Task objective:
Each entry in the listing below should be restated word for word.
_ _ _ _
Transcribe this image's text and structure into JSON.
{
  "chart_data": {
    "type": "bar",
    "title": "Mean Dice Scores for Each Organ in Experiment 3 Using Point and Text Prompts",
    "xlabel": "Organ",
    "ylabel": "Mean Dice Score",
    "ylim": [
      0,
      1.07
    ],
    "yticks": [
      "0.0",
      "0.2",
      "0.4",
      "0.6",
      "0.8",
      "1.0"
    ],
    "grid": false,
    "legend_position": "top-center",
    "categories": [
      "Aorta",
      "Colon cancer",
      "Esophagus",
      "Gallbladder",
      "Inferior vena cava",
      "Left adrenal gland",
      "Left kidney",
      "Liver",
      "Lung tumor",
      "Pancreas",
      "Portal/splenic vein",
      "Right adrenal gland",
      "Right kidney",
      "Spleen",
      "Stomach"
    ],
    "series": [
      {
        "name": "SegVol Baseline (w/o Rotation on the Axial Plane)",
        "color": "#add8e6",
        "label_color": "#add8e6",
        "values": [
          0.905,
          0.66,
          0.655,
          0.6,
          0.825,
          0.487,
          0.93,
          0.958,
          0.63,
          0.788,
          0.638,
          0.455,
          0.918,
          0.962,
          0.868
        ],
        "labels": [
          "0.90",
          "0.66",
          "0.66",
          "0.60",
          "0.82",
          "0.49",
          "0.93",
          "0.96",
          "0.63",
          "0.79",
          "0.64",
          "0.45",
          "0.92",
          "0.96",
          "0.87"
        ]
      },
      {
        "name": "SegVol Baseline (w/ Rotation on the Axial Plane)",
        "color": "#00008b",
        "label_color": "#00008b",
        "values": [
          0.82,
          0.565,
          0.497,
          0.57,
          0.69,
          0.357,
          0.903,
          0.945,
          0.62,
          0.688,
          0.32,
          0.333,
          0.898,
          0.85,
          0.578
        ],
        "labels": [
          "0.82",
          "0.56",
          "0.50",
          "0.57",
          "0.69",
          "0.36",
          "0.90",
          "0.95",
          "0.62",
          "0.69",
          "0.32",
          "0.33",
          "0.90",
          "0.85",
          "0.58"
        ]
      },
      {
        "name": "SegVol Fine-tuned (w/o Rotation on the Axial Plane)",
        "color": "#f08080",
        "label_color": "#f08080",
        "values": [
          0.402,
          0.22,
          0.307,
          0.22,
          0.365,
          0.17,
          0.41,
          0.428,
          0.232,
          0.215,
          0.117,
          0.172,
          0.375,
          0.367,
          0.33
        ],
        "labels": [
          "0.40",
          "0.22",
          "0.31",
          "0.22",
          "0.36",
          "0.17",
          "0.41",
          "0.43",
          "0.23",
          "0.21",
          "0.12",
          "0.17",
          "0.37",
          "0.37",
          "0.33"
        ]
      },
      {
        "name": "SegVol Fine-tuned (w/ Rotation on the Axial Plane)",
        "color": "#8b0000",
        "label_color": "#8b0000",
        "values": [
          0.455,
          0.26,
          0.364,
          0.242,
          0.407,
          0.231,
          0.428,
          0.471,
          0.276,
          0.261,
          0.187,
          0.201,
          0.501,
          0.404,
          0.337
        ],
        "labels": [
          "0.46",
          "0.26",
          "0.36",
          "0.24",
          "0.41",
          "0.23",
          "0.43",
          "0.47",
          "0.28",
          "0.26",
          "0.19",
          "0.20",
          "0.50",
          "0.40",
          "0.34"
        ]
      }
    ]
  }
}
_ _ _ _
Result below:
Transcribe this image's text and structure into JSON.
{
  "chart_data": {
    "type": "bar",
    "title": "Mean Dice Scores for Each Organ in Experiment 3 Using Point and Text Prompts",
    "xlabel": "Organ",
    "ylabel": "Mean Dice Score",
    "ylim": [
      0,
      1.07
    ],
    "yticks": [
      "0.0",
      "0.2",
      "0.4",
      "0.6",
      "0.8",
      "1.0"
    ],
    "grid": false,
    "legend_position": "top-center",
    "categories": [
      "Aorta",
      "Colon cancer",
      "Esophagus",
      "Gallbladder",
      "Inferior vena cava",
      "Left adrenal gland",
      "Left kidney",
      "Liver",
      "Lung tumor",
      "Pancreas",
      "Portal/splenic vein",
      "Right adrenal gland",
      "Right kidney",
      "Spleen",
      "Stomach"
    ],
    "series": [
      {
        "name": "SegVol Baseline (w/o Rotation on the Axial Plane)",
        "color": "#add8e6",
        "label_color": "#add8e6",
        "values": [
          0.905,
          0.66,
          0.655,
          0.6,
          0.825,
          0.487,
          0.93,
          0.958,
          0.63,
          0.788,
          0.638,
          0.455,
          0.918,
          0.962,
          0.868
        ],
        "labels": [
          "0.90",
          "0.66",
          "0.66",
          "0.60",
          "0.82",
          "0.49",
          "0.93",
          "0.96",
          "0.63",
          "0.79",
          "0.64",
          "0.45",
          "0.92",
          "0.96",
          "0.87"
        ]
      },
      {
        "name": "SegVol Baseline (w/ Rotation on the Axial Plane)",
        "color": "#00008b",
        "label_color": "#00008b",
        "values": [
          0.82,
          0.565,
          0.497,
          0.57,
          0.69,
          0.357,
          0.903,
          0.945,
          0.62,
          0.688,
          0.32,
          0.333,
          0.898,
          0.85,
          0.578
        ],
        "labels": [
          "0.82",
          "0.56",
          "0.50",
          "0.57",
          "0.69",
          "0.36",
          "0.90",
          "0.95",
          "0.62",
          "0.69",
          "0.32",
          "0.33",
          "0.90",
          "0.85",
          "0.58"
        ]
      },
      {
        "name": "SegVol Fine-tuned (w/o Rotation on the Axial Plane)",
        "color": "#f08080",
        "label_color": "#f08080",
        "values": [
          0.402,
          0.22,
          0.307,
          0.22,
          0.365,
          0.17,
          0.41,
          0.428,
          0.232,
          0.215,
          0.117,
          0.172,
          0.375,
          0.367,
          0.33
        ],
        "labels": [
          "0.40",
          "0.22",
          "0.31",
          "0.22",
          "0.36",
          "0.17",
          "0.41",
          "0.43",
          "0.23",
          "0.21",
          "0.12",
          "0.17",
          "0.37",
          "0.37",
          "0.33"
        ]
      },
      {
        "name": "SegVol Fine-tuned (w/ Rotation on the Axial Plane)",
        "color": "#8b0000",
        "label_color": "#8b0000",
        "values": [
          0.455,
          0.26,
          0.364,
          0.242,
          0.407,
          0.231,
          0.428,
          0.471,
          0.276,
          0.261,
          0.187,
          0.201,
          0.501,
          0.404,
          0.337
        ],
        "labels": [
          "0.46",
          "0.26",
          "0.36",
          "0.24",
          "0.41",
          "0.23",
          "0.43",
          "0.47",
          "0.28",
          "0.26",
          "0.19",
          "0.20",
          "0.50",
          "0.40",
          "0.34"
        ]
      }
    ]
  }
}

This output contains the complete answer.